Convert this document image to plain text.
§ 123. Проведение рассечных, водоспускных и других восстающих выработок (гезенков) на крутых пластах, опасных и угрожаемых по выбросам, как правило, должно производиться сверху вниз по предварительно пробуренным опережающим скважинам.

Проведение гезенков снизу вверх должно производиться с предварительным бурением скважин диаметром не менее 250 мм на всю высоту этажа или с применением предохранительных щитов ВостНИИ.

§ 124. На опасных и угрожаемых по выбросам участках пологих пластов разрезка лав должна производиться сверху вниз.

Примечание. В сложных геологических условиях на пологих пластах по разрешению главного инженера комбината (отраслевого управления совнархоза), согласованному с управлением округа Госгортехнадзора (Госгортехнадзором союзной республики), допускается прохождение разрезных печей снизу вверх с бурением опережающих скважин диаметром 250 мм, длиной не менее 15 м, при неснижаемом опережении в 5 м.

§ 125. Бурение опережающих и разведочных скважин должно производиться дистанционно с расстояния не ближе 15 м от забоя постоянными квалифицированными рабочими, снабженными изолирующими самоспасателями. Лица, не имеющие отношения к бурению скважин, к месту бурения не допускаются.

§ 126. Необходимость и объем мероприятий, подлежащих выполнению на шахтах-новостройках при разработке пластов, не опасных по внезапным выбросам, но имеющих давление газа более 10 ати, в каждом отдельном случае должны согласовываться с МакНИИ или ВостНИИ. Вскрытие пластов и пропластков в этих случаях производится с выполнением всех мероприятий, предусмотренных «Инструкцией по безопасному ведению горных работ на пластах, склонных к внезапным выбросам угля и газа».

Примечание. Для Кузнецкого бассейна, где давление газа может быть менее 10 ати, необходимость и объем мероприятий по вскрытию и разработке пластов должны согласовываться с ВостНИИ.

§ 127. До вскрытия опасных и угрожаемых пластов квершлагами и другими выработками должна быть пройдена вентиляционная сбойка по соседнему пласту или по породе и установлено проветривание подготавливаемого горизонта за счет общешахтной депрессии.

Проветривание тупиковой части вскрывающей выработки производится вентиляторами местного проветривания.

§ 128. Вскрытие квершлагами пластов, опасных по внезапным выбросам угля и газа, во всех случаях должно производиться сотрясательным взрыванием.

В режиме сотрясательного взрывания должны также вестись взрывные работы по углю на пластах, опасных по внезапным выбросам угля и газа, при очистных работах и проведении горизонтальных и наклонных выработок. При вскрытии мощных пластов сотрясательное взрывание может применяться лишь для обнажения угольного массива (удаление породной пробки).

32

────────────────────

▶ _Direction_: Scan the material for lines with the word "сверху", and copy each line you find.

▶ _Answer to the task_:
§ 123. Проведение рассечных, водоспускных и других восстающих выработок (гезенков) на крутых пластах, опасных и угрожаемых по выбросам, как правило, должно производиться сверху вниз по предварительно пробуренным опережающим скважинам.
§ 124. На опасных и угрожаемых по выбросам участках пологих пластов разрезка лав должна производиться сверху вниз.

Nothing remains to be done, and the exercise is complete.